Report only how many lines of the entries below contain the string "this".

━━ Records for the task

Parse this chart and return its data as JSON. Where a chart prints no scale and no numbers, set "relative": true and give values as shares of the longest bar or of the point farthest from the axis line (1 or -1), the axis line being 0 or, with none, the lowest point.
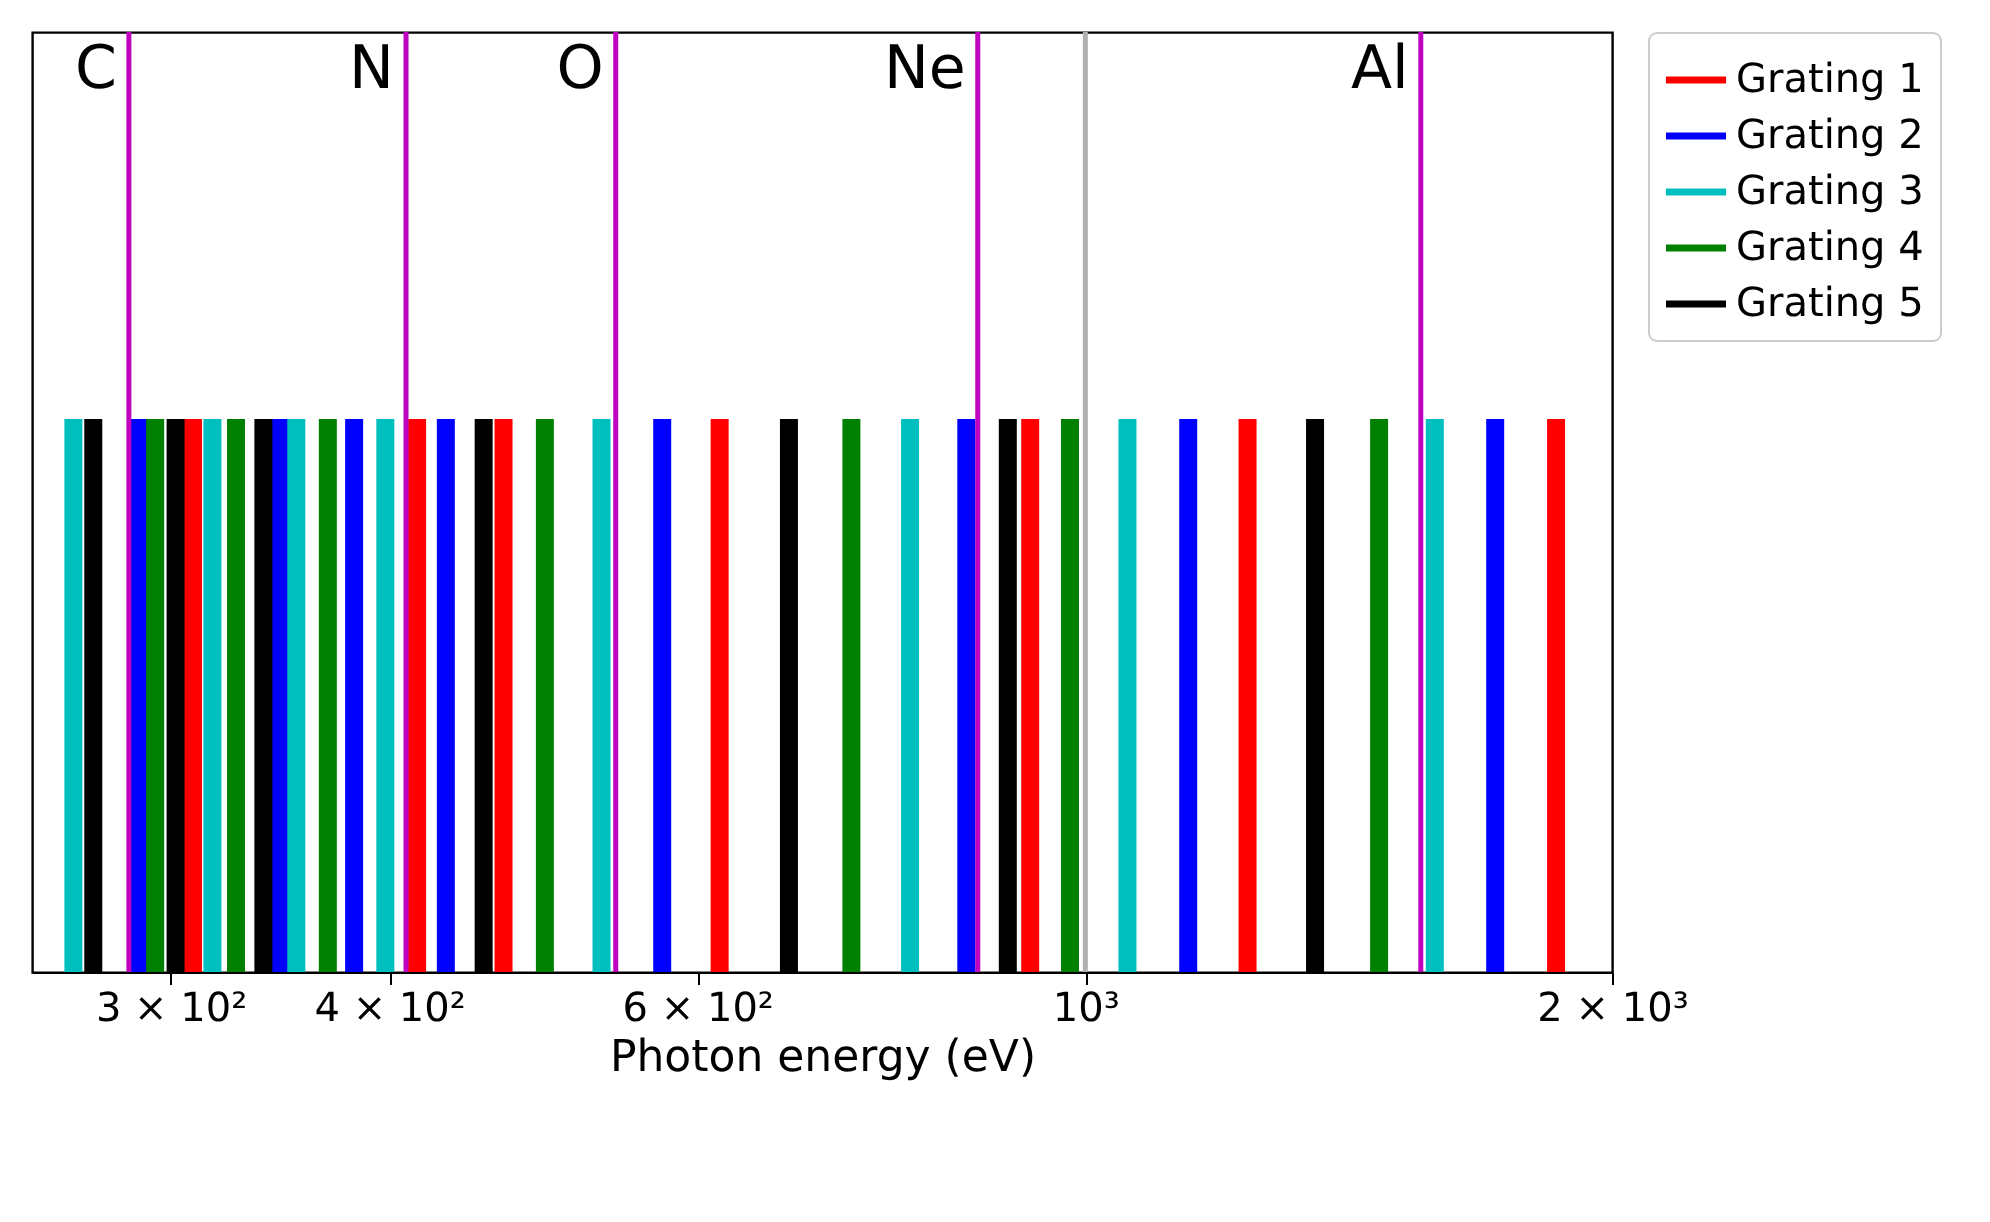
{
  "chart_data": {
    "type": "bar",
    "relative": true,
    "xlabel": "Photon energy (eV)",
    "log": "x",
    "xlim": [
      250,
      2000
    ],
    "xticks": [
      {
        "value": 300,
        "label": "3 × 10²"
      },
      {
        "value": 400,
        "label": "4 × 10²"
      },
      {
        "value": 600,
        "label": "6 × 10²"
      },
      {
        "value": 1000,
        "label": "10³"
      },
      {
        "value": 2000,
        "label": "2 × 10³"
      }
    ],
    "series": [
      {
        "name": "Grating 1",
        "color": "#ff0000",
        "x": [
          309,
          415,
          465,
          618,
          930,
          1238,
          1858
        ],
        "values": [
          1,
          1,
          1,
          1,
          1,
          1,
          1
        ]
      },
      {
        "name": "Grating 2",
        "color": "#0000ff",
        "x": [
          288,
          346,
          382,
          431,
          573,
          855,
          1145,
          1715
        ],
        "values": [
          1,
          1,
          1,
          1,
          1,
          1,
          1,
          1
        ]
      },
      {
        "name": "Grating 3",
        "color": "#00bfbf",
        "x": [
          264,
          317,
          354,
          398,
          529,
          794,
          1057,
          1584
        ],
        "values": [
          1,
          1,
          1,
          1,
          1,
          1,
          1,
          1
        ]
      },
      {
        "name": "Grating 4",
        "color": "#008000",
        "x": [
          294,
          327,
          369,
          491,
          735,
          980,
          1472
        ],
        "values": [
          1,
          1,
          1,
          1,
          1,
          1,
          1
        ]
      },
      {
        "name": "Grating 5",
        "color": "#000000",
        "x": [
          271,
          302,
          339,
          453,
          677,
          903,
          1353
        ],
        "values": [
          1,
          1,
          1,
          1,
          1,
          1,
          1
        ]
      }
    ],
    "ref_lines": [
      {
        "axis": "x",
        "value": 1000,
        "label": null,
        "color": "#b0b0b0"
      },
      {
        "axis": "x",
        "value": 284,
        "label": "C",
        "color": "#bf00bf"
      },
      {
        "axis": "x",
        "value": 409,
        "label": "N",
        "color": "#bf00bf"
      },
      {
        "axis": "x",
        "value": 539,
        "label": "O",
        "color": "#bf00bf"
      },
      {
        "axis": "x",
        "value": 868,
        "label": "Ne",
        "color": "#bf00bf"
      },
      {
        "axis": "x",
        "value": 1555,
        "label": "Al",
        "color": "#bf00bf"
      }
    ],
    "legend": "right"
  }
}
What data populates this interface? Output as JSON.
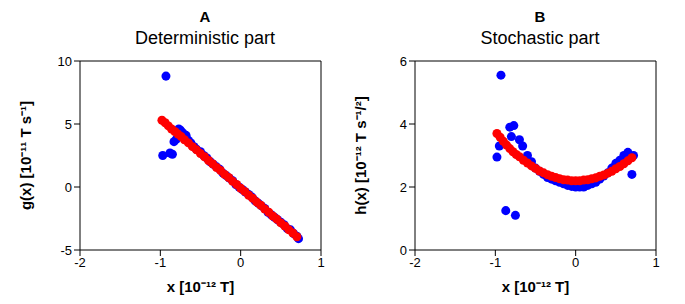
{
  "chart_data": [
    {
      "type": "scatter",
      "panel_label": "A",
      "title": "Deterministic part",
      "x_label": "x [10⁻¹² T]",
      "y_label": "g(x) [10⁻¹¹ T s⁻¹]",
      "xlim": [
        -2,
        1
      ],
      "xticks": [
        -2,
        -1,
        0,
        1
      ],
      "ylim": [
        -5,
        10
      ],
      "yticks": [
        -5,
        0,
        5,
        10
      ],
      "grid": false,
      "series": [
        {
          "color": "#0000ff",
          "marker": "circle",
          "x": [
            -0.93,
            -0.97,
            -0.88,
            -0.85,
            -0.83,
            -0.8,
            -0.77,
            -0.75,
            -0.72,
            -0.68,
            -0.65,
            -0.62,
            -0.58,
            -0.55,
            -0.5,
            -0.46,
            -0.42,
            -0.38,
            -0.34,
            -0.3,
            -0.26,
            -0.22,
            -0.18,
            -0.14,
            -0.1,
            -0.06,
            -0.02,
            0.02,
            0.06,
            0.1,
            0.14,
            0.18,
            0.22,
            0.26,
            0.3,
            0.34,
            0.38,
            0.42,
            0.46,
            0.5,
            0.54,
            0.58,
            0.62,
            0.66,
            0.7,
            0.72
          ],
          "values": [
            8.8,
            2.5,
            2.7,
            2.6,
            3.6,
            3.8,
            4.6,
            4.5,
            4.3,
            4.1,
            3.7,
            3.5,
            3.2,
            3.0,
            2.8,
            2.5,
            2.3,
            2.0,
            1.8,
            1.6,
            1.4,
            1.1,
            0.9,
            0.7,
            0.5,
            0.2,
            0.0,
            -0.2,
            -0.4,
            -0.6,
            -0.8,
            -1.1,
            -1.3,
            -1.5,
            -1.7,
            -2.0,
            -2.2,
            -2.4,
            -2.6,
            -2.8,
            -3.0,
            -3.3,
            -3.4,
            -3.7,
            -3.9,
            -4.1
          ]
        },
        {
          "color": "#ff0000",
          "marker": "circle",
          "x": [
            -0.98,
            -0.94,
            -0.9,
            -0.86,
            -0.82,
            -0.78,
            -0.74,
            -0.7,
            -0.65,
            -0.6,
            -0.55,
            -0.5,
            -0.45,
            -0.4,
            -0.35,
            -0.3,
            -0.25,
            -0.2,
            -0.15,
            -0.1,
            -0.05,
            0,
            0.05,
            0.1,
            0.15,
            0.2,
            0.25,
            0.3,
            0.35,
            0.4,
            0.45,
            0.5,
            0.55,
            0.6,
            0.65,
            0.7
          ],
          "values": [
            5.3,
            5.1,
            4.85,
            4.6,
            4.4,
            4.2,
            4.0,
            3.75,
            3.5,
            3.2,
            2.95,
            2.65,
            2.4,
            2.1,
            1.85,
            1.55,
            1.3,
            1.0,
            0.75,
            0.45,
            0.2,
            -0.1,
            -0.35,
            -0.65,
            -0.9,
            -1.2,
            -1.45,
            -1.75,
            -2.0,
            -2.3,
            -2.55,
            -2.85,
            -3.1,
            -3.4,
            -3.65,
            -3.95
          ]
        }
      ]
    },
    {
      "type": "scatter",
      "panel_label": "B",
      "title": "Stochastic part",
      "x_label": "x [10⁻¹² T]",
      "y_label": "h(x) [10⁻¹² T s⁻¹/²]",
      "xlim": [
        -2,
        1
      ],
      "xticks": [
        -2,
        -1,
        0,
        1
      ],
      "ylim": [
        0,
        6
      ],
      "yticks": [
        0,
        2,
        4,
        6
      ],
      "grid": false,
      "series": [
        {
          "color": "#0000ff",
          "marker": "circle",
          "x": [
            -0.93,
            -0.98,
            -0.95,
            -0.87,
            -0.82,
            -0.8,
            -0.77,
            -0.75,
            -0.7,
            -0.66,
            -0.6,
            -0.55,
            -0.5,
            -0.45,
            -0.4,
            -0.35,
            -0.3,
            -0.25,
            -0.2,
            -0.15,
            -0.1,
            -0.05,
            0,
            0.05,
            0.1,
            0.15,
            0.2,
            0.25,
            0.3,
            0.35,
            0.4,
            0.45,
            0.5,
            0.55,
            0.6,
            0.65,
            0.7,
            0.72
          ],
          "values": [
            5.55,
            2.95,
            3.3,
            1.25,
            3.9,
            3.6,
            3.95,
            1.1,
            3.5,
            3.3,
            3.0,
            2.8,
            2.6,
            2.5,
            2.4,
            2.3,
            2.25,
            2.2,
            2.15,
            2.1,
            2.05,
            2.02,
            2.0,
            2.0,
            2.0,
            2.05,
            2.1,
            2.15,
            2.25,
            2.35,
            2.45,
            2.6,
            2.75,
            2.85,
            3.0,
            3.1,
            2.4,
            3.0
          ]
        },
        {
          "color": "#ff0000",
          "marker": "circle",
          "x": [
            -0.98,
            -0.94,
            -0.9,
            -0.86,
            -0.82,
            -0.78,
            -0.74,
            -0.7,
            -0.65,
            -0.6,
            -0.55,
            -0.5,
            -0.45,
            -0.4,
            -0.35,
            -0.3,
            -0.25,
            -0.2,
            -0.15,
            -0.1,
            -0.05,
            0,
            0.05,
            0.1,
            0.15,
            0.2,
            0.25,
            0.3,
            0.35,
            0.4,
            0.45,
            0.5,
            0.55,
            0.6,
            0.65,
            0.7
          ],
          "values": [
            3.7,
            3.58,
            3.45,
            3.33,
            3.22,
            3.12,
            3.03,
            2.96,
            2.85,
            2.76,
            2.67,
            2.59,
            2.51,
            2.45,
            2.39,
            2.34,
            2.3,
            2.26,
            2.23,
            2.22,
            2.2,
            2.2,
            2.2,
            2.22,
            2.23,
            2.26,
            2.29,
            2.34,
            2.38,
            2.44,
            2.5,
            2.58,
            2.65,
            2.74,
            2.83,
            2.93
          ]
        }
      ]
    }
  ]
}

━━━━

--- Solved problem ---
2